| WHAT YOU SHOULD DO |
Print every line of the listing exactly, please.

| PROVIDED DATA |
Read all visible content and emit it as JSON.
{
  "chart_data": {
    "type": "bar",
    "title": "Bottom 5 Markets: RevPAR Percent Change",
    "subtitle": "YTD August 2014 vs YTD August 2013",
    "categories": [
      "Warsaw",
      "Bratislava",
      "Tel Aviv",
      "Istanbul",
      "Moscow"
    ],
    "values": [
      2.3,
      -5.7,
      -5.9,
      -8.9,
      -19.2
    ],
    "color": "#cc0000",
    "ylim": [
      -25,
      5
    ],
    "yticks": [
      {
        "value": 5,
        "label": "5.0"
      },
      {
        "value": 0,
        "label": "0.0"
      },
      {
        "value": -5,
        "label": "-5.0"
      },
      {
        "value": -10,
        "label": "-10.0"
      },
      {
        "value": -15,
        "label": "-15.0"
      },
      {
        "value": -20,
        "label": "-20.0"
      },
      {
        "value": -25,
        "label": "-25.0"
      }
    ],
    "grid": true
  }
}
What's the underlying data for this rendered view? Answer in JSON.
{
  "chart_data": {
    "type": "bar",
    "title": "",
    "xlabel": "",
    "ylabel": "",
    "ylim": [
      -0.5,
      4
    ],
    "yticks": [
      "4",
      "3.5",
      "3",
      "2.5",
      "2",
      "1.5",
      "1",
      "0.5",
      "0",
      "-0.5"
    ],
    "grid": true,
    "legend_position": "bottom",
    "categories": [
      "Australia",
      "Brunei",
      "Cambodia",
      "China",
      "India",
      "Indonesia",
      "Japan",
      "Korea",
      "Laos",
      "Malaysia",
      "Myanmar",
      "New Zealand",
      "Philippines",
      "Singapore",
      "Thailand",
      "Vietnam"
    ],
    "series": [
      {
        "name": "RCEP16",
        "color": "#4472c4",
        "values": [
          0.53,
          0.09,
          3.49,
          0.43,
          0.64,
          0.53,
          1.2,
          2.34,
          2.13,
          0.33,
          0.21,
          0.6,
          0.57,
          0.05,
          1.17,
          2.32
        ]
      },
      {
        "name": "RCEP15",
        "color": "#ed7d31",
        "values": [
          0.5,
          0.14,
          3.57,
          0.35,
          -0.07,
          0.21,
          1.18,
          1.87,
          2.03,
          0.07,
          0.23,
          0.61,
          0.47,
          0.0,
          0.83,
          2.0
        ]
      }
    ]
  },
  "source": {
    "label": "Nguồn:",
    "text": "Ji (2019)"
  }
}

| RESULT OF THIS TASK |
Read all visible content and emit it as JSON.
{
  "chart_data": {
    "type": "bar",
    "title": "Bottom 5 Markets: RevPAR Percent Change",
    "subtitle": "YTD August 2014 vs YTD August 2013",
    "categories": [
      "Warsaw",
      "Bratislava",
      "Tel Aviv",
      "Istanbul",
      "Moscow"
    ],
    "values": [
      2.3,
      -5.7,
      -5.9,
      -8.9,
      -19.2
    ],
    "color": "#cc0000",
    "ylim": [
      -25,
      5
    ],
    "yticks": [
      {
        "value": 5,
        "label": "5.0"
      },
      {
        "value": 0,
        "label": "0.0"
      },
      {
        "value": -5,
        "label": "-5.0"
      },
      {
        "value": -10,
        "label": "-10.0"
      },
      {
        "value": -15,
        "label": "-15.0"
      },
      {
        "value": -20,
        "label": "-20.0"
      },
      {
        "value": -25,
        "label": "-25.0"
      }
    ],
    "grid": true
  }
}
What's the underlying data for this rendered view? Answer in JSON.
{
  "chart_data": {
    "type": "bar",
    "title": "",
    "xlabel": "",
    "ylabel": "",
    "ylim": [
      -0.5,
      4
    ],
    "yticks": [
      "4",
      "3.5",
      "3",
      "2.5",
      "2",
      "1.5",
      "1",
      "0.5",
      "0",
      "-0.5"
    ],
    "grid": true,
    "legend_position": "bottom",
    "categories": [
      "Australia",
      "Brunei",
      "Cambodia",
      "China",
      "India",
      "Indonesia",
      "Japan",
      "Korea",
      "Laos",
      "Malaysia",
      "Myanmar",
      "New Zealand",
      "Philippines",
      "Singapore",
      "Thailand",
      "Vietnam"
    ],
    "series": [
      {
        "name": "RCEP16",
        "color": "#4472c4",
        "values": [
          0.53,
          0.09,
          3.49,
          0.43,
          0.64,
          0.53,
          1.2,
          2.34,
          2.13,
          0.33,
          0.21,
          0.6,
          0.57,
          0.05,
          1.17,
          2.32
        ]
      },
      {
        "name": "RCEP15",
        "color": "#ed7d31",
        "values": [
          0.5,
          0.14,
          3.57,
          0.35,
          -0.07,
          0.21,
          1.18,
          1.87,
          2.03,
          0.07,
          0.23,
          0.61,
          0.47,
          0.0,
          0.83,
          2.0
        ]
      }
    ]
  },
  "source": {
    "label": "Nguồn:",
    "text": "Ji (2019)"
  }
}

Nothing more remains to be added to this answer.